What the exercise asks: Every line from the one containing "Transcribe the text in this document." through the end of the listing below goes in the output, exactly and without pictures.
---------- Records for the exercise ----------
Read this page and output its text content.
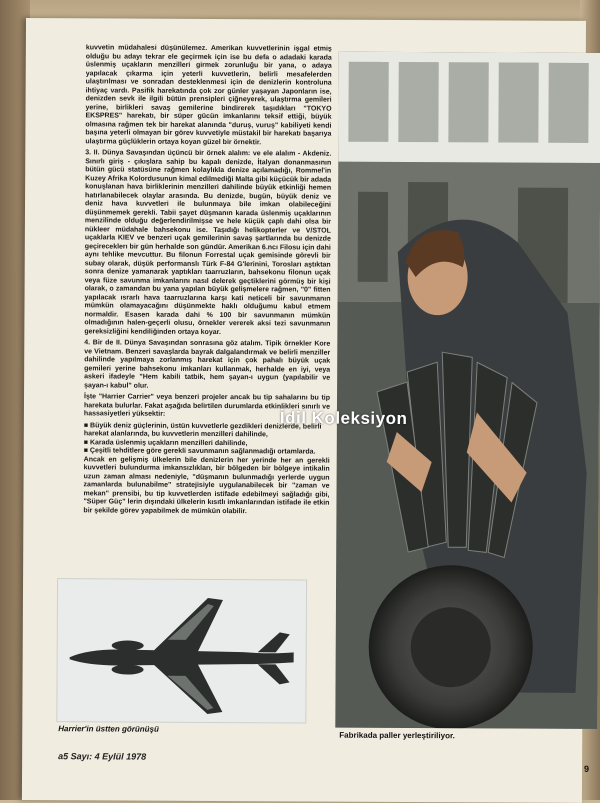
kuvvetin müdahalesi düşünülemez. Amerikan kuvvetlerinin işgal etmiş olduğu bu adayı tekrar ele geçirmek için ise bu defa o adadaki karada üslenmiş uçakların menzilleri girmek zorunluğu bir yana, o adaya yapılacak çıkarma için yeterli kuvvetlerin, belirli mesafelerden ulaştırılması ve sonradan desteklenmesi için de denizlerin kontroluna ihtiyaç vardı. Pasifik harekatında çok zor günler yaşayan Japonların ise, denizden sevk ile ilgili bütün prensipleri çiğneyerek, ulaştırma gemileri yerine, birlikleri savaş gemilerine bindirerek taşıdıkları "TOKYO EKSPRES" harekatı, bir süper gücün imkanlarını teksif ettiği, büyük olmasına rağmen tek bir harekat alanında "duruş, vuruş" kabiliyeti kendi başına yeterli olmayan bir görev kuvvetiyle müstakil bir harekatı başarıya ulaştırma güçlüklerin ortaya koyan güzel bir örnektir.

3. II. Dünya Savaşından üçüncü bir örnek alalım: ve ele alalım - Akdeniz. Sınırlı giriş - çıkışlara sahip bu kapalı denizde, İtalyan donanmasının bütün gücü statüsüne rağmen kolaylıkla denize açılamadığı, Rommel'in Kuzey Afrika Kolordusunun kimal edilmediği Malta gibi küçücük bir adada konuşlanan hava birliklerinin menzilleri dahilinde büyük etkinliği hemen hatırlanabilecek olaylar arasında. Bu denizde, bugün, büyük deniz ve deniz hava kuvvetleri ile bulunmaya bile imkan olabileceğini düşünmemek gerekli. Tabii şayet düşmanın karada üslenmiş uçaklarının menzilinde olduğu değerlendirilmişse ve hele küçük çaplı dahi olsa bir nükleer müdahale bahsekonu ise. Taşıdığı helikopterler ve V/STOL uçaklarla KIEV ve benzeri uçak gemilerinin savaş şartlarında bu denizde geçireceklerı bir gün herhalde son gündür. Amerikan 6.ncı Filosu için dahi aynı tehlike mevcuttur. Bu filonun Forrestal uçak gemisinde görevli bir subay olarak, düşük performanslı Türk F-84 G'lerinini, Torosları aştıktan sonra denize yamanarak yaptıkları taarruzların, bahsekonu filonun uçak veya füze savunma imkanlarını nasıl delerek geçtiklerini görmüş bir kişi olarak, o zamandan bu yana yapılan büyük gelişmelere rağmen, "0" fitten yapılacak ısrarlı hava taarruzlarına karşı kati neticeli bir savunmanın mümkün olamayacağını düşünmekte haklı olduğumu kabul etmem normaldir. Esasen karada dahi % 100 bir savunmanın mümkün olmadığının halen-geçerli olusu, örnekler vererek aksi tezi savunmanın gereksizliğini kendiliğinden ortaya koyar.

4. Bir de II. Dünya Savaşından sonrasına göz atalım. Tipik örnekler Kore ve Vietnam. Benzeri savaşlarda bayrak dalgalandırmak ve belirli menziller dahilinde yapılmaya zorlanmış harekat için çok pahalı büyük uçak gemileri yerine bahsekonu imkanları kullanmak, herhalde en iyi, veya askeri ifadeyle "Hem kabili tatbik, hem şayan-ı uygun (yapılabilir ve şayan-ı kabul" olur.

İşte "Harrier Carrier" veya benzeri projeler ancak bu tip sahalarını bu tip harekata bulurlar. Fakat aşağıda belirtilen durumlarda etkinlikleri sınırlı ve hassasiyetleri yüksektir:

■ Büyük deniz güçlerinin, üstün kuvvetlerle gezdikleri denizlerde, belirli harekat alanlarında, bu kuvvetlerin menzilleri dahilinde,

■ Karada üslenmiş uçakların menzilleri dahilinde,

■ Çeşitli tehditlere göre gerekli savunmanın sağlanmadığı ortamlarda.

Ancak en gelişmiş ülkelerin bile denizlerin her yerinde her an gerekli kuvvetleri bulundurma imkansızlıkları, bir bölgeden bir bölgeye intikalin uzun zaman alması nedeniyle, "düşmanın bulunmadığı yerlerde uygun zamanlarda bulunabilme" stratejisiyle uygulanabilecek bir "zaman ve mekan" prensibi, bu tip kuvvetlerden istifade edebilmeyi sağladığı gibi, "Süper Güç" lerin dışındaki ülkelerin kısıtlı imkanlarından istifade ile etkin bir şekilde görev yapabilmek de mümkün olabilir.

İdil Koleksiyon
Harrier'in üstten görünüşü
Fabrikada paller yerleştiriliyor.
a5 Sayı: 4 Eylül 1978
9
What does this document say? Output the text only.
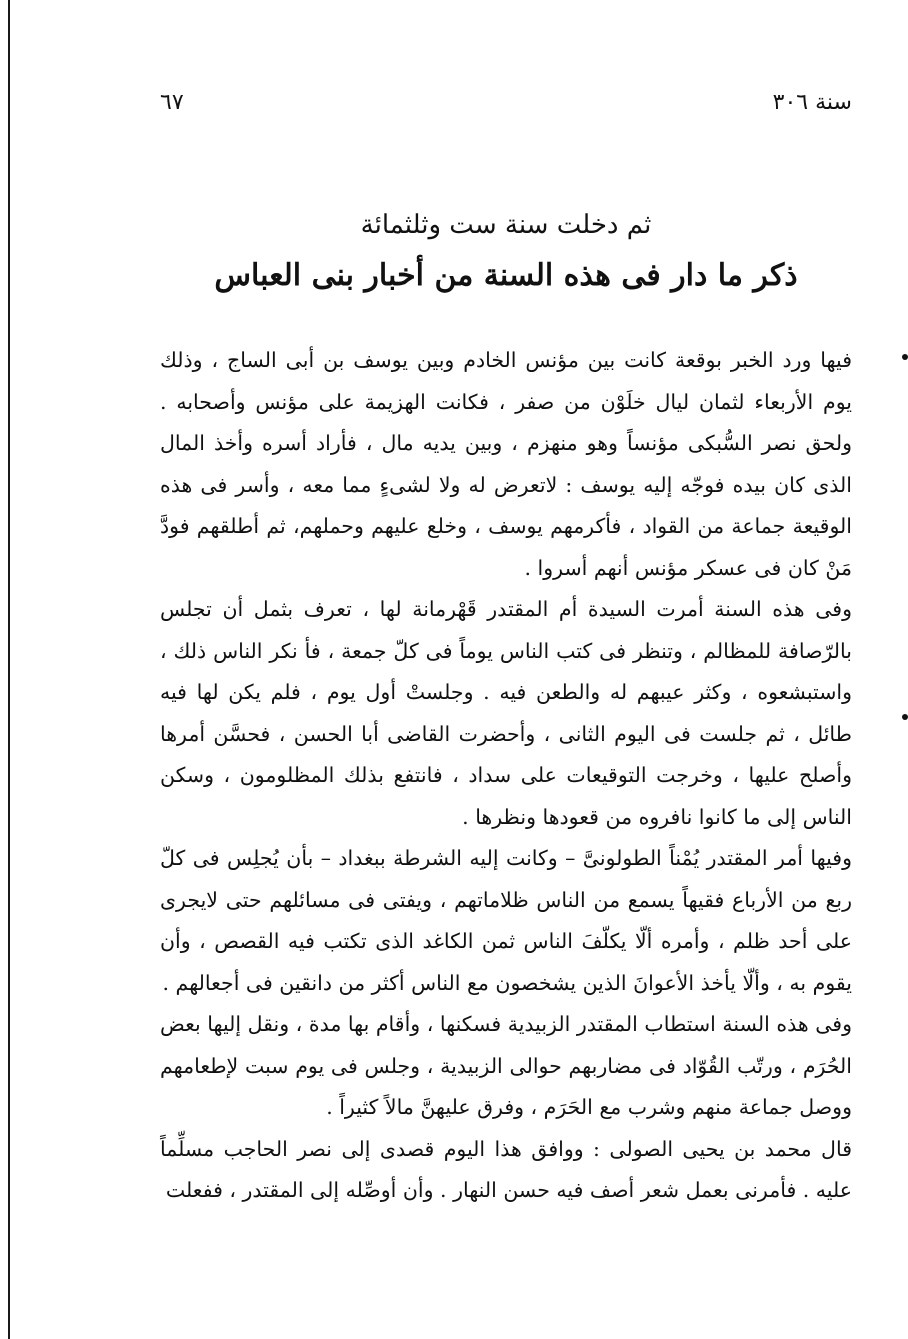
سنة ٣٠٦
٦٧
ثم دخلت سنة ست وثلثمائة
ذكر ما دار فى هذه السنة من أخبار بنى العباس

فيها ورد الخبر بوقعة كانت بين مؤنس الخادم وبين يوسف بن أبى الساج ، وذلك يوم الأربعاء لثمان ليال خلَوْن من صفر ، فكانت الهزيمة على مؤنس وأصحابه . ولحق نصر السُّبكى مؤنساً وهو منهزم ، وبين يديه مال ، فأراد أسره وأخذ المال الذى كان بيده فوجّه إليه يوسف : لاتعرض له ولا لشىءٍ مما معه ، وأسر فى هذه الوقيعة جماعة من القواد ، فأكرمهم يوسف ، وخلع عليهم وحملهم، ثم أطلقهم فودَّ مَنْ كان فى عسكر مؤنس أنهم أسروا .

وفى هذه السنة أمرت السيدة أم المقتدر قَهْرمانة لها ، تعرف بثمل أن تجلس بالرّصافة للمظالم ، وتنظر فى كتب الناس يوماً فى كلّ جمعة ، فأ نكر الناس ذلك ، واستبشعوه ، وكثر عيبهم له والطعن فيه . وجلستْ أول يوم ، فلم يكن لها فيه طائل ، ثم جلست فى اليوم الثانى ، وأحضرت القاضى أبا الحسن ، فحسَّن أمرها وأصلح عليها ، وخرجت التوقيعات على سداد ، فانتفع بذلك المظلومون ، وسكن الناس إلى ما كانوا نافروه من قعودها ونظرها .

وفيها أمر المقتدر يُمْناً الطولونىَّ – وكانت إليه الشرطة ببغداد – بأن يُجلِس فى كلّ ربع من الأرباع فقيهاً يسمع من الناس ظلاماتهم ، ويفتى فى مسائلهم حتى لايجرى على أحد ظلم ، وأمره ألّا يكلّفَ الناس ثمن الكاغد الذى تكتب فيه القصص ، وأن يقوم به ، وألّا يأخذ الأعوانَ الذين يشخصون مع الناس أكثر من دانقين فى أجعالهم .

وفى هذه السنة استطاب المقتدر الزبيدية فسكنها ، وأقام بها مدة ، ونقل إليها بعض الحُرَم ، ورتّب القُوّاد فى مضاربهم حوالى الزبيدية ، وجلس فى يوم سبت لإطعامهم ووصل جماعة منهم وشرب مع الحَرَم ، وفرق عليهنَّ مالاً كثيراً .

قال محمد بن يحيى الصولى : ووافق هذا اليوم قصدى إلى نصر الحاجب مسلِّماً عليه . فأمرنى بعمل شعر أصف فيه حسن النهار . وأن أوصِّله إلى المقتدر ، ففعلت
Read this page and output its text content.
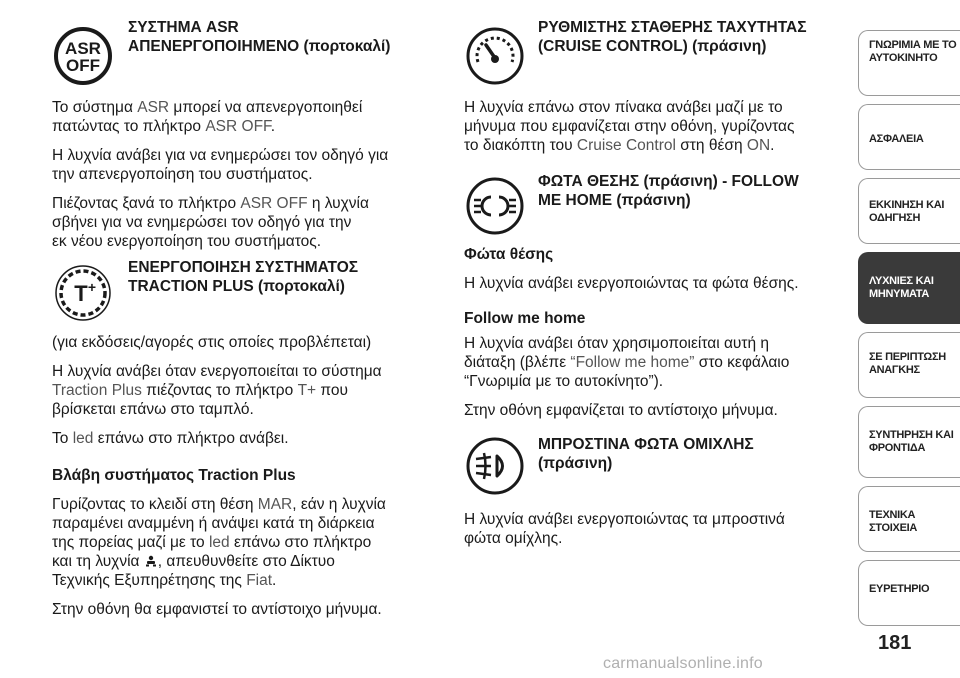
ASR
OFF
ΣΥΣΤΗΜΑ ASR
ΑΠΕΝΕΡΓΟΠΟΙΗΜΕΝΟ (πορτοκαλί)

Το σύστημα ASR μπορεί να απενεργοποιηθεί
πατώντας το πλήκτρο ASR OFF.

Η λυχνία ανάβει για να ενημερώσει τον οδηγό για
την απενεργοποίηση του συστήματος.

Πιέζοντας ξανά το πλήκτρο ASR OFF η λυχνία
σβήνει για να ενημερώσει τον οδηγό για την
εκ νέου ενεργοποίηση του συστήματος.

T +
ΕΝΕΡΓΟΠΟΙΗΣΗ ΣΥΣΤΗΜΑΤΟΣ
TRACTION PLUS (πορτοκαλί)

(για εκδόσεις/αγορές στις οποίες προβλέπεται)

Η λυχνία ανάβει όταν ενεργοποιείται το σύστημα
Traction Plus πιέζοντας το πλήκτρο T+ που
βρίσκεται επάνω στο ταμπλό.

Το led επάνω στο πλήκτρο ανάβει.

Βλάβη συστήματος Traction Plus

Γυρίζοντας το κλειδί στη θέση MAR, εάν η λυχνία
παραμένει αναμμένη ή ανάψει κατά τη διάρκεια
της πορείας μαζί με το led επάνω στο πλήκτρο
και τη λυχνία , απευθυνθείτε στο Δίκτυο
Τεχνικής Εξυπηρέτησης της Fiat.

Στην οθόνη θα εμφανιστεί το αντίστοιχο μήνυμα.

ΡΥΘΜΙΣΤΗΣ ΣΤΑΘΕΡΗΣ ΤΑΧΥΤΗΤΑΣ
(CRUISE CONTROL) (πράσινη)

Η λυχνία επάνω στον πίνακα ανάβει μαζί με το
μήνυμα που εμφανίζεται στην οθόνη, γυρίζοντας
το διακόπτη του Cruise Control στη θέση ON.

ΦΩΤΑ ΘΕΣΗΣ (πράσινη) - FOLLOW
ME HOME (πράσινη)
Φώτα θέσης

Η λυχνία ανάβει ενεργοποιώντας τα φώτα θέσης.

Follow me home

Η λυχνία ανάβει όταν χρησιμοποιείται αυτή η
διάταξη (βλέπε “Follow me home” στο κεφάλαιο
“Γνωριμία με το αυτοκίνητο”).

Στην οθόνη εμφανίζεται το αντίστοιχο μήνυμα.

ΜΠΡΟΣΤΙΝΑ ΦΩΤΑ ΟΜΙΧΛΗΣ
(πράσινη)

Η λυχνία ανάβει ενεργοποιώντας τα μπροστινά
φώτα ομίχλης.

ΓΝΩΡΙΜΙΑ ΜΕ ΤΟ
ΑΥΤΟΚΙΝΗΤΟ
ΑΣΦΑΛΕΙΑ
ΕΚΚΙΝΗΣΗ ΚΑΙ
ΟΔΗΓΗΣΗ
ΛΥΧΝΙΕΣ ΚΑΙ
ΜΗΝΥΜΑΤΑ
ΣΕ ΠΕΡΙΠΤΩΣΗ
ΑΝΑΓΚΗΣ
ΣΥΝΤΗΡΗΣΗ ΚΑΙ
ΦΡΟΝΤΙΔΑ
ΤΕΧΝΙΚΑ ΣΤΟΙΧΕΙΑ
ΕΥΡΕΤΗΡΙΟ
181
carmanualsonline.info
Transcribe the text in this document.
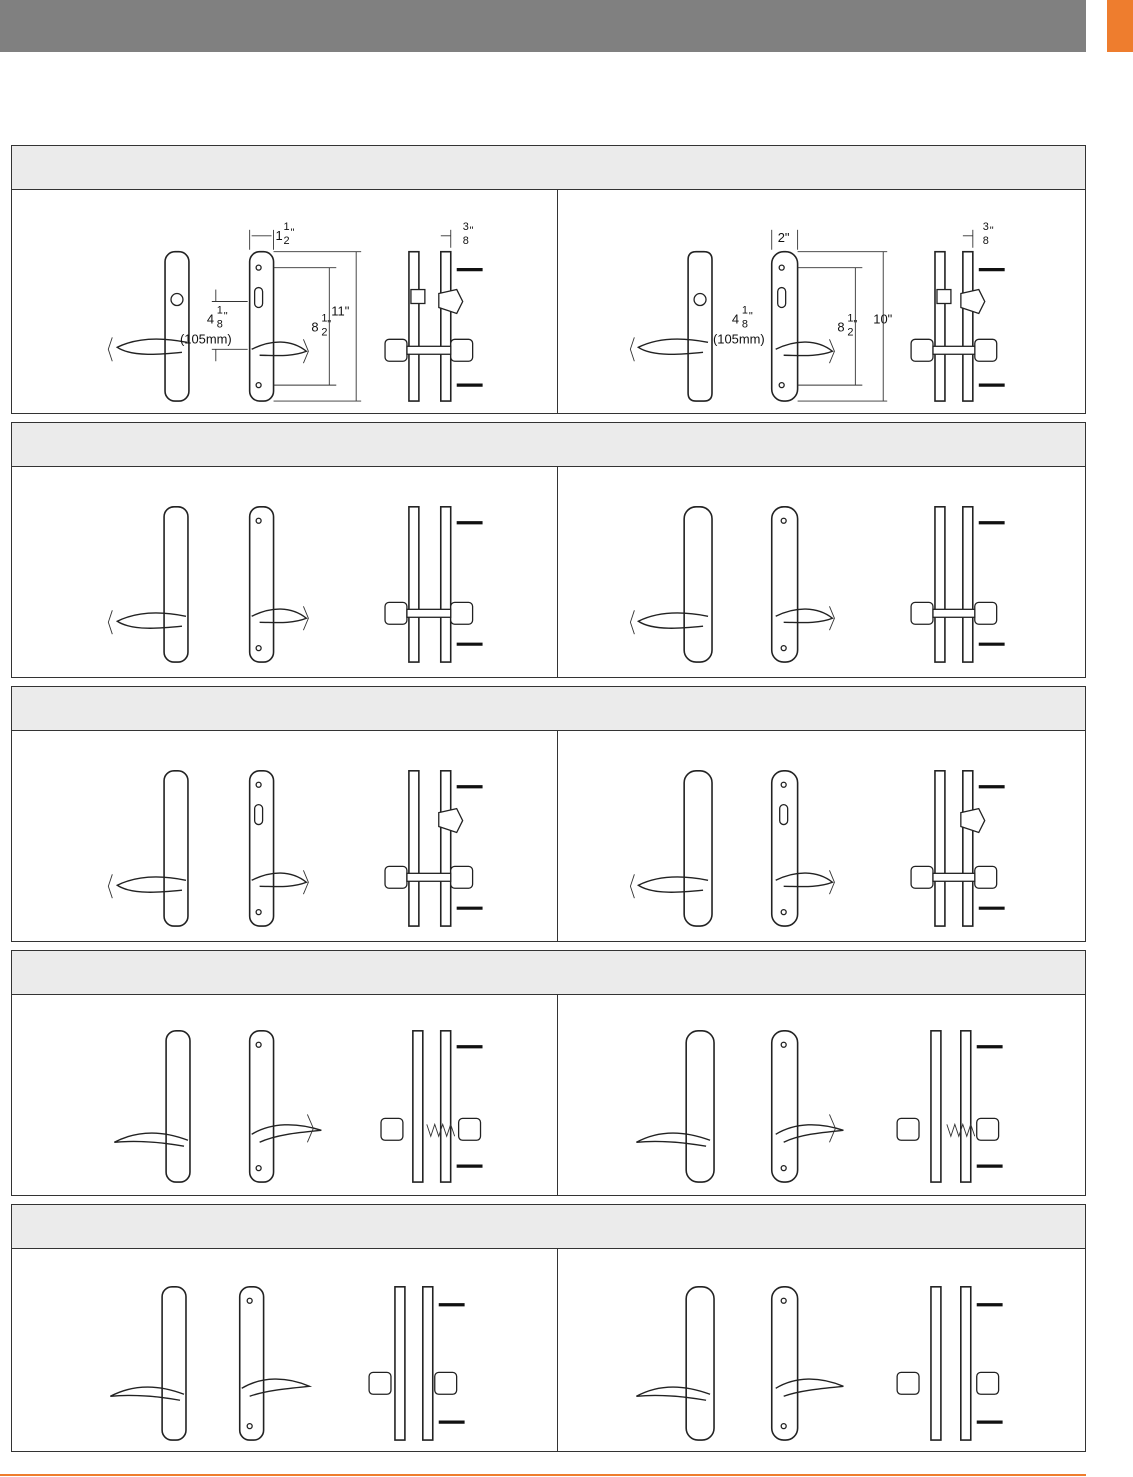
1
1
2
"
11"
8
1
2
"
4
1
8
"
(105mm)
3
8
"	2"
10"
8
1
2
"
4
1
8
"
(105mm)
3
8
"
----------
Result of this task:
Transcribe the text in this document.
1
1
2
"
11"
8
1
2
"
4
1
8
"
(105mm)
3
8
"	2"
10"
8
1
2
"
4
1
8
"
(105mm)
3
8
"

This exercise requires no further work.